Intérpretes do Brasil – Cassiano Ricardo

Colonizadores da cidade de São Paulo (1969). Autor: Clóvis Graciano

Cassiano Ricardo (São José dos Campos, 1894 – Rio de Janeiro, 1974) foi um dos mais importantes poetas e literatos modernistas do Brasil. Tanto nas artes quanto na política, demonstrou inequívoco compromisso com um nacionalismo autenticamente brasileiro.

Junto a Plínio Salgado e Menotti del Picchia, fundou, em 1924, o Movimento Verde-Amarelo, como resposta ao Manifesto do Pau-Brasil, considerado por eles excessivamente “afrancesado”. Porém, afastou-se do grupo, particularmente de Plínio Salgado, na década de 1930. Em 1936, juntamente a Monteiro Lobato, Mário de Andrade e outros, fundou o grupo Bandeira, que rechaçava o fascismo ítalo-germânico esposado por Plínio Salgado e apoiava a política nacionalista de Getúlio Vargas. Hostil ao comunismo, ao fascismo e ao liberalismo, o grupo alinhava-se a uma solução especificamente brasileira para as questões e desafios do Brasil. Seu lema era “A vestir uma camisa verde ou vermelha, preferimos ficar sem camisa”. Por isso, recebeu o apoio de eminentes autoridades militares, como Góes Monteiro e Juraci Magalhães.

Cassiano Ricardo ocupou importantes funções governamentais durante o Estado Novo, tendo sido um dos coordenadores do planejamento cultural estabelecido pelo regime, que redefiniu a identidade nacional brasileira em termos nativos, pela primeira vez de forma independente das correntes europeias. Ele dirigiu a seção paulista do Departamento de Imprensa e Propaganda, o departamento cultural da Rádio Nacional e foi editor-chefe do jornal A Manhã, órgão oficial de comunicação. Manteve-se sempre aberto à pluralidade de ideias, desde que afins ao interesse nacional. Permitiu, assim, que opositores declarados do governo, como Graciliano Ramos, publicassem seus escritos na mídia oficialista.  

Cassiano Ricardo, paulista, viu o Brasil formado a partir da epopeia bandeirante, de personalidade sertaneja e mestiça.

Além da sua importantíssima atuação política, contribuiu imensamente para o pensamento social e político brasileiro. Valorizou os mais diversos aspectos históricos formadores do Brasil, notadamente os de ordem étnica, geográfica, mítica e simbólica, entendidos em conjunto. Em sua obra, o Brasil profundo e folclórico dos sertões, dos bandeirantes e dos caboclos ganha primazia em relação ao Brasil litorâneo, desencantado e cosmopolita, sendo entendido como o caudal da nacionalidade e a fonte das representações orgânicas dos sentimentos e dos modos de vida populares.

Dados extraídos:
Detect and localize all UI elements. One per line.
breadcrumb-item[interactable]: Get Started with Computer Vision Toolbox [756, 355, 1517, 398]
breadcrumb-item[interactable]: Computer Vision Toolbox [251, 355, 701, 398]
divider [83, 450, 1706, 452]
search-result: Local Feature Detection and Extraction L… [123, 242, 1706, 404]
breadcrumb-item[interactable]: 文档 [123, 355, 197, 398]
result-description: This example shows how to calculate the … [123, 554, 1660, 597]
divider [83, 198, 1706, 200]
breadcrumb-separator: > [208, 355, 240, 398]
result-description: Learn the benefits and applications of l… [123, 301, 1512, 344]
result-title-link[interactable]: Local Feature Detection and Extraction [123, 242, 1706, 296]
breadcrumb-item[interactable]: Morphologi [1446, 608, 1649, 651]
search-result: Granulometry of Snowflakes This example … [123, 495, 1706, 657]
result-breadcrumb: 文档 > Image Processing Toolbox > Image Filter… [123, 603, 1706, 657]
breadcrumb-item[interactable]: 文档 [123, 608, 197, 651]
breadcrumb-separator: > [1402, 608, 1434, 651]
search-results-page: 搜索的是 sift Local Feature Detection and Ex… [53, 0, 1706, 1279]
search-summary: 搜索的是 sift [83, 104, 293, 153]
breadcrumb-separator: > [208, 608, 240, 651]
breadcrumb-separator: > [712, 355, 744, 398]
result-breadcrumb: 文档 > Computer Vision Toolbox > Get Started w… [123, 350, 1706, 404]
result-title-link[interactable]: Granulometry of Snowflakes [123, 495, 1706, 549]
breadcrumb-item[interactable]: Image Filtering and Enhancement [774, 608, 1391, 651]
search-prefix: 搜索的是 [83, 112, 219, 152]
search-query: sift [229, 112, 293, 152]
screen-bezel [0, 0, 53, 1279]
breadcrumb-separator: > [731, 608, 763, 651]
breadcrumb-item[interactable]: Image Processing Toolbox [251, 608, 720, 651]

Instruções do exercício:
**A.** Responda às perguntas abaixo com base no texto sobre Cassiano Ricardo.
(i) Em que ano Cassiano Ricardo fundou o Movimento Verde-Amarelo?
(ii) De qual jornal ele foi editor-chefe?
(iii) Qual era o lema do grupo Bandeira?
**B.** Prossiga o texto sobre Cassiano Ricardo a partir da última frase apresentada, escrevendo um ou dois parágrafos.
Os dados não têm nenhum papel nesta atividade.

Resultados por tarefa:
**A.**
(i) Em 1924.
(ii) Do jornal A Manhã.
(iii) "A vestir uma camisa verde ou vermelha, preferimos ficar sem camisa."

**B.**
Entre suas principais obras, destacam-se Martim Cererê o Brasil dos meninos, dos poetas e dos heróis (1928) e Marcha para Oeste – A influência da “Bandeira” na formação social e política do Brasil (1940).

Martim Cererê constitui-se em um livro de poemas em que a história do Brasil, o folclore e as reminiscências da infância interiorana do eu-lírico emaranham-se compondo um quadro poético-descritivo da formação, da identidade e das possibilidades da Nação brasileira. Passado, presente e futuro encontram-se associados no contínuo de um Brasil simultaneamente histórico e mitológico, desbravado e construído por um povo mestiço e original. Sendo o povo brasileiro eternamente criança e, portanto, sonhador, brincalhão e destemido, legítimo descendente dos bravos e fortes bandeirantes, ele zombaria dos preconceitos importados e estaria predestinado a construir, pela marcha adentro ao continente, uma civilização autêntica e vibrante, capaz de combinar o moderno progresso técnico e a vitalidade espiritual herdada das tradições rurícolas e sertanistas. A eletricidade e o saci-pererê seriam elementos coetâneos do Brasil brasileiro retratado por Cassiano Ricardo, um Brasil em que as máquinas estariam a serviço dos meninos, poetas e heróis, os verdadeiros arquétipos nacionais.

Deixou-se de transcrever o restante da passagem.